* Task description *
Pull out every line below holding the word "стадъ".

Saved data entries
»»
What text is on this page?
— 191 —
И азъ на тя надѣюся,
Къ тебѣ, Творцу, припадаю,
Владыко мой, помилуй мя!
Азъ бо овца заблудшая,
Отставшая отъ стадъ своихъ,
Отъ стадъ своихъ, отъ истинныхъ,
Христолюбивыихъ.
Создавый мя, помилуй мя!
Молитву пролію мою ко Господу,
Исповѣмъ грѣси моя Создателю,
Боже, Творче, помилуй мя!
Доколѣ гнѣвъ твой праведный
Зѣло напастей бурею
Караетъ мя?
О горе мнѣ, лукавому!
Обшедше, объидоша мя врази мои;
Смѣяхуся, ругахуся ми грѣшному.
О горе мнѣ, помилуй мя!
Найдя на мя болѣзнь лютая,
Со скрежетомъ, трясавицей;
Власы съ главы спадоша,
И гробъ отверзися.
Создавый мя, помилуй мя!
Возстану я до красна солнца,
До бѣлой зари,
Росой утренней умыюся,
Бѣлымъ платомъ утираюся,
««
* Answer *
Отставшая отъ стадъ своихъ,
Отъ стадъ своихъ, отъ истинныхъ,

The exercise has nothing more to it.